_AIM_. The records below must be retyped exactly.

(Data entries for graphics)

··········

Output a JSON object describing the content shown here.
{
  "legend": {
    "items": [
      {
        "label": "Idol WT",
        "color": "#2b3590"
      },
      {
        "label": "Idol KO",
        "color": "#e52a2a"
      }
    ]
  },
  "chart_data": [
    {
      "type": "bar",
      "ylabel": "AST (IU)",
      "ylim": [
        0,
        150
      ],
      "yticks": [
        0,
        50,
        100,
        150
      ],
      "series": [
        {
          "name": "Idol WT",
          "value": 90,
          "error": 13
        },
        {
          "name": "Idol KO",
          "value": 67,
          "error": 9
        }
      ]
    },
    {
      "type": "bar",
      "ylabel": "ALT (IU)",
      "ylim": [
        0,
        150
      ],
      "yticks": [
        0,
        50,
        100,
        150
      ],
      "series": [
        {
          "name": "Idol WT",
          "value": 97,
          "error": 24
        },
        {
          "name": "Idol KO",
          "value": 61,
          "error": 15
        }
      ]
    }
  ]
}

··········

_REPLY TO THE EXERCISE_.
Output a JSON object describing the content shown here.
{
  "legend": {
    "items": [
      {
        "label": "Idol WT",
        "color": "#2b3590"
      },
      {
        "label": "Idol KO",
        "color": "#e52a2a"
      }
    ]
  },
  "chart_data": [
    {
      "type": "bar",
      "ylabel": "AST (IU)",
      "ylim": [
        0,
        150
      ],
      "yticks": [
        0,
        50,
        100,
        150
      ],
      "series": [
        {
          "name": "Idol WT",
          "value": 90,
          "error": 13
        },
        {
          "name": "Idol KO",
          "value": 67,
          "error": 9
        }
      ]
    },
    {
      "type": "bar",
      "ylabel": "ALT (IU)",
      "ylim": [
        0,
        150
      ],
      "yticks": [
        0,
        50,
        100,
        150
      ],
      "series": [
        {
          "name": "Idol WT",
          "value": 97,
          "error": 24
        },
        {
          "name": "Idol KO",
          "value": 61,
          "error": 15
        }
      ]
    }
  ]
}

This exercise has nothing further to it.